━━━━━ SELECTION

# DIY Insecticide mister



## 7474 (Aug 20, 2018)

Version 1


----------



## 7474 (Aug 20, 2018)

Version 2 w addition of Chapin 24v


----------



## iFisch3224 (Jun 11, 2018)

I've seen a few misters, and forgive my ignorance, but how does either setup differ from the "misting" nozzle on the Chapin? Sure the blower blows it far, but how effective is that?

What are your intentions on the setup? Are you trying to mist mosquitoes or other pests?

Nick


----------



## 7474 (Aug 20, 2018)

Not sure how it compares to the misting nozzle of the Chapin. My only point of reference is the tool that all of the mosquito companies in our area use, the Stihl SR450 backpack sprayer. However, I wasn't going to spend close to $700 for the Stihl model. Also, wasn't going to pay someone to do something that I could do. For half what the company wanted to charge, I was able to treat my own yard weekly instead of monthly and will be able to do so for years at what they were charging for 1 summer.

I figure if the Chapin misting nozzle provided a better solution for killing mosquitoes then a professional company would be using it over the Stihl.

With 3/4 of an acre on a corner, a 3+acre pond in the backyard, 21 maples, and countless shrubs I have plenty of mosquito habitat. But, we have been able to enjoy the past 2 summers/falls without being bothered.

━━━━━━━━━━
━━━━━ PROVIDED DATA

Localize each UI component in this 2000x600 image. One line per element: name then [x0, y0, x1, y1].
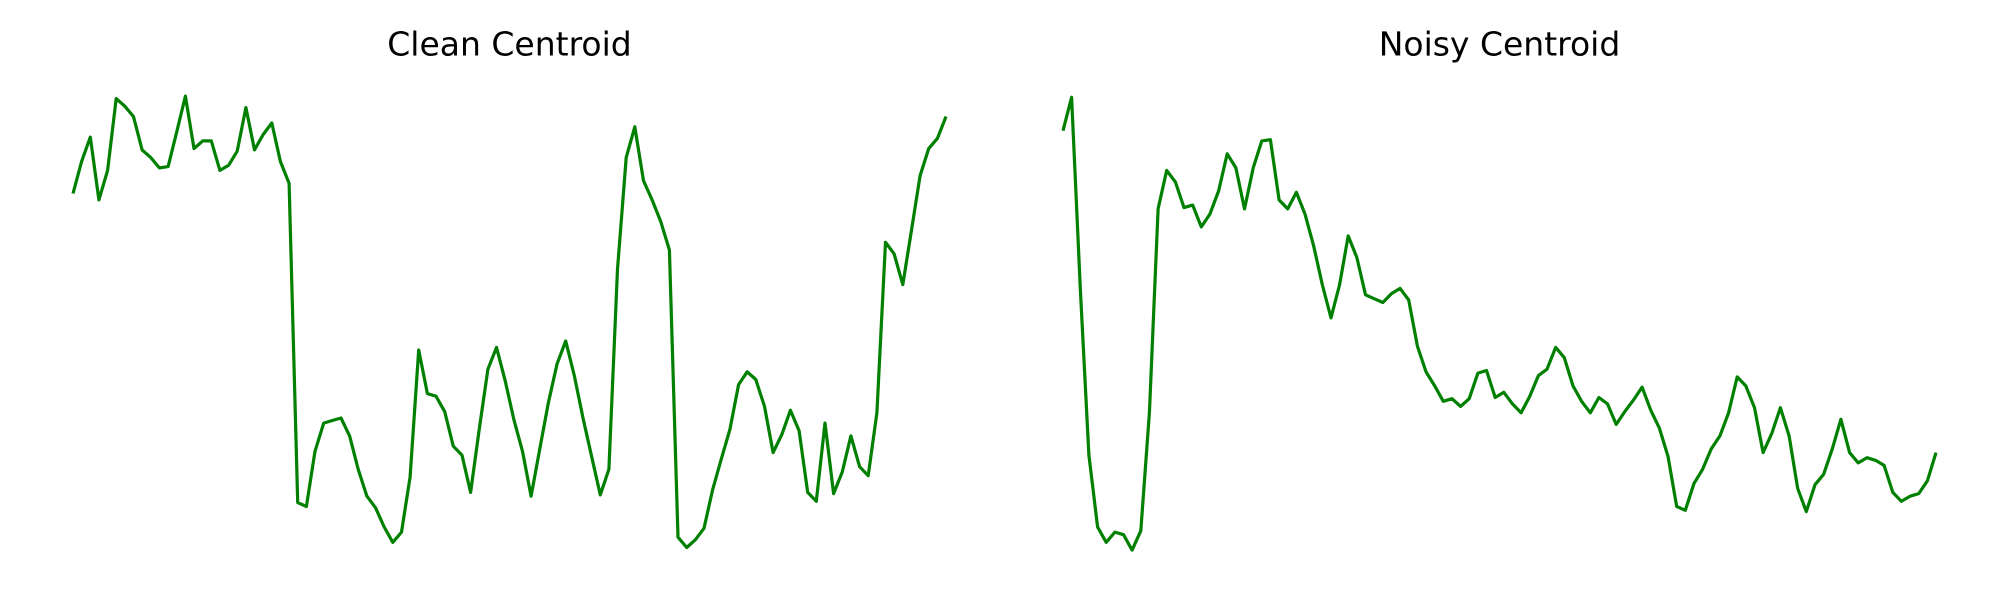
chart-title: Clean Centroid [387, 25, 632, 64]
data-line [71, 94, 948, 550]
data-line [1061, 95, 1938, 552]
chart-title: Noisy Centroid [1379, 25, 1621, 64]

━━━━━━━━━━
━━━━━ PROVIDED DATA

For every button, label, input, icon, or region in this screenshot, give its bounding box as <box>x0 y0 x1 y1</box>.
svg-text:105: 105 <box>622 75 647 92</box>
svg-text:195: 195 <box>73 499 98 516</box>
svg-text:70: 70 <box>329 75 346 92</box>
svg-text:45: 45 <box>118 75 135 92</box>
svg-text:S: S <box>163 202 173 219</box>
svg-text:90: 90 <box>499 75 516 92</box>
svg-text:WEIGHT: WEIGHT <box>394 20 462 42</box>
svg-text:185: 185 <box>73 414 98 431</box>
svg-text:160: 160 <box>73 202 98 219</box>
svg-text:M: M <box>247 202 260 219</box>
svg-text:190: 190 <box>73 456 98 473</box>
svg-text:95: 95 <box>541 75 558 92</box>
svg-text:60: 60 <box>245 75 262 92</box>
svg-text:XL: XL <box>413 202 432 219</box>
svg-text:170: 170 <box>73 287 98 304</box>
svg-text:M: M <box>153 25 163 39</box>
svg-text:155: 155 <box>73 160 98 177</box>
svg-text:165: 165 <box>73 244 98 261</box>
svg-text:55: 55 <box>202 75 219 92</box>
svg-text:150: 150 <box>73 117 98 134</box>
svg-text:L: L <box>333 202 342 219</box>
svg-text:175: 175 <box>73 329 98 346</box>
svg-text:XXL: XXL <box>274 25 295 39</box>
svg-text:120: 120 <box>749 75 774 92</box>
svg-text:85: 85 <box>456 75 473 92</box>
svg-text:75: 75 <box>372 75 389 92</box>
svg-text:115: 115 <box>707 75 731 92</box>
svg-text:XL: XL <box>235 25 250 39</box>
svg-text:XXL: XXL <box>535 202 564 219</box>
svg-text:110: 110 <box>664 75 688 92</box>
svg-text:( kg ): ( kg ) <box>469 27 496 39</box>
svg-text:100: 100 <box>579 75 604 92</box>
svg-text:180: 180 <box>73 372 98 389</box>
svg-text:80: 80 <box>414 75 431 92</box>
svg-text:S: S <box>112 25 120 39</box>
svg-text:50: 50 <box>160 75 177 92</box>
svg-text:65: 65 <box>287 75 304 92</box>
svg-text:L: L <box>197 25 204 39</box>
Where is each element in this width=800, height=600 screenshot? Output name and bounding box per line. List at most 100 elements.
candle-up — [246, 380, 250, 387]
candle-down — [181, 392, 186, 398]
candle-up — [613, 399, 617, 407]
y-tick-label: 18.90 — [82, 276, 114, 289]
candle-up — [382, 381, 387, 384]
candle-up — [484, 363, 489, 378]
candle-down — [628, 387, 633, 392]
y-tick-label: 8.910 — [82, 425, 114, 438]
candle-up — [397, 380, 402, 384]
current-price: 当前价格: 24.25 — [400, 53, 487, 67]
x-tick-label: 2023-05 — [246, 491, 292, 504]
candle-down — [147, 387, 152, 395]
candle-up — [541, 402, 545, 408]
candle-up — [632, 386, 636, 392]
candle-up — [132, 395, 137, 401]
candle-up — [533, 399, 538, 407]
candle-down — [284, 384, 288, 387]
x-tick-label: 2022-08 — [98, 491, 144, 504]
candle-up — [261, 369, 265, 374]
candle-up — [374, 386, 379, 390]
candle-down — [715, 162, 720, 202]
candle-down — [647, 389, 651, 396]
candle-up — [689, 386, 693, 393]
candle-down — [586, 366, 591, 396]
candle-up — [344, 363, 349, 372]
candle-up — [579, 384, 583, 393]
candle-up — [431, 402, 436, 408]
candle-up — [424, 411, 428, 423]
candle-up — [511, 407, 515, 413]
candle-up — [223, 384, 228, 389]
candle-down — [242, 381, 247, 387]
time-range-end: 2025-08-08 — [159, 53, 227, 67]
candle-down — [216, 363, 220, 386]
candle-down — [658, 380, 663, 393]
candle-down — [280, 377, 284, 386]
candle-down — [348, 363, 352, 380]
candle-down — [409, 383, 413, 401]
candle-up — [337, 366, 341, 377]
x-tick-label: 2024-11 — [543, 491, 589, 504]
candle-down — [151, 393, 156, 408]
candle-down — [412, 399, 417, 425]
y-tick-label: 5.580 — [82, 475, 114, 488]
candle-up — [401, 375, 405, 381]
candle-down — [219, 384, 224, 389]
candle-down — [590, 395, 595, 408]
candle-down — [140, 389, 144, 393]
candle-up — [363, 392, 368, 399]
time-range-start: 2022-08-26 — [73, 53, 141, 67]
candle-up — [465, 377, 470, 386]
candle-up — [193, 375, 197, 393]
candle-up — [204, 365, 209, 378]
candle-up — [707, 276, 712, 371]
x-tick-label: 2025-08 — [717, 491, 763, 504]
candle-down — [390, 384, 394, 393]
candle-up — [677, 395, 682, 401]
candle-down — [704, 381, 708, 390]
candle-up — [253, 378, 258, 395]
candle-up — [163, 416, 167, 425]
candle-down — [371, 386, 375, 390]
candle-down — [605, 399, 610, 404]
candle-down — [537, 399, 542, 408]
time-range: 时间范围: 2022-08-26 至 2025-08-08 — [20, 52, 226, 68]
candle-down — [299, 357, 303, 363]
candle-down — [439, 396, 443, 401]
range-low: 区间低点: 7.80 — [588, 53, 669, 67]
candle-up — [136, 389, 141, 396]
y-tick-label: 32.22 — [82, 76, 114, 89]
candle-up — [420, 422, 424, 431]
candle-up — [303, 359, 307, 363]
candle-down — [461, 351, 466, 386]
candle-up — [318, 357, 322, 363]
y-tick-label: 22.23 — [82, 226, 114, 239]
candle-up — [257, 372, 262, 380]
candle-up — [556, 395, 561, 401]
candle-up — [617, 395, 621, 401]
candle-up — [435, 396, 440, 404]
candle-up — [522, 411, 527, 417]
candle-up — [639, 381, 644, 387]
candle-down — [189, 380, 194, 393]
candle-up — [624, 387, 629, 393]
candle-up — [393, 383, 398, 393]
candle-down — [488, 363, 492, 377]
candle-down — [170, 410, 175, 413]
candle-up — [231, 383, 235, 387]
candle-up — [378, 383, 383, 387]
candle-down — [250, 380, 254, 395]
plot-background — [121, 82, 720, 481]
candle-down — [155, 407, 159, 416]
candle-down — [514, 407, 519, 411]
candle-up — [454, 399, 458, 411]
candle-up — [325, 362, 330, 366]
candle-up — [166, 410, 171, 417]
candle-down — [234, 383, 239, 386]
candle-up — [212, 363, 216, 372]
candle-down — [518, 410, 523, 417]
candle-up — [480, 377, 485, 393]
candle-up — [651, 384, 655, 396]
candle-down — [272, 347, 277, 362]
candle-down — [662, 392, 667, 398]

━━━━━━━━━━

▶ _WRITTEN PROBLEM 1_
In the insecticide mister thread, which tool do the mosquito companies in the poster's area use?
▶ _WRITTEN PROBLEM 2_
Extend the forum thread on the DIY insecticide mister with the next reply or two, following on from its last post.

▶ _FINAL RESULT 1_
The Stihl SR450 backpack sprayer.

▶ _FINAL RESULT 2_
Along with the mosquitoes, it has wiped out the wasp/hornet problems we frequently experienced.


----------



## desirous (Dec 15, 2017)

@7474, can you post more detailed instructions for a novice like me? I am very interested, but do not have any point of reference. I have not seen a Stihl SR450 or a Solo 451 in person. Specifically, can you post different angles and closeups of picture 2?


----------



## iFisch3224 (Jun 11, 2018)

Is this something that's sprayed into the air?

I am encompassed by over 25,000 sq acres of lakes (I'm surrounded by 4 lakes). The city comes and sprays every 3-4 weeks, but it isn't frequent enough, and I have been spraying myself. Except I spray my house, the yard, the soffits, the lights, etc.

I would like to understand how a "fogger", "mister" or something else, performs better than a simple mist of the trees, shrubs, yard, house, etc.

Keep us posted, and please post a video or two. :thumbup:


----------



## Colonel K0rn (Jul 4, 2017)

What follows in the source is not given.